** CHALLENGE **
Filter the records below and copy every line containing the word "čísly".

** DATA EXCERPTS **
-=-=-

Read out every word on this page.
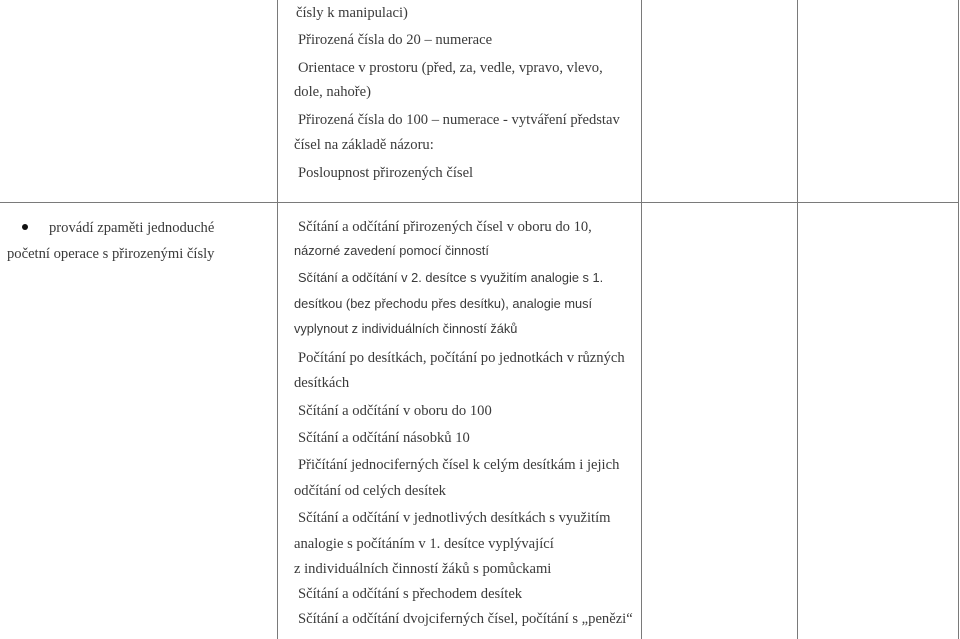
čísly k manipulaci)
Přirozená čísla do 20 – numerace
Orientace v prostoru (před, za, vedle, vpravo, vlevo,
dole, nahoře)
Přirozená čísla do 100 – numerace - vytváření představ
čísel na základě názoru:
Posloupnost přirozených čísel
provádí zpaměti jednoduché
početní operace s přirozenými čísly
Sčítání a odčítání přirozených čísel v oboru do 10,
názorné zavedení pomocí činností
Sčítání a odčítání v 2. desítce s využitím analogie s 1.
desítkou (bez přechodu přes desítku), analogie musí
vyplynout z individuálních činností žáků
Počítání po desítkách, počítání po jednotkách v různých
desítkách
Sčítání a odčítání v oboru do 100
Sčítání a odčítání násobků 10
Přičítání jednociferných čísel k celým desítkám i jejich
odčítání od celých desítek
Sčítání a odčítání v jednotlivých desítkách s využitím
analogie s počítáním v 1. desítce vyplývající
z individuálních činností žáků s pomůckami
Sčítání a odčítání s přechodem desítek
Sčítání a odčítání dvojciferných čísel, počítání s „penězi“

-=-=-

** CORRECT ANSWER **
čísly k manipulaci)
početní operace s přirozenými čísly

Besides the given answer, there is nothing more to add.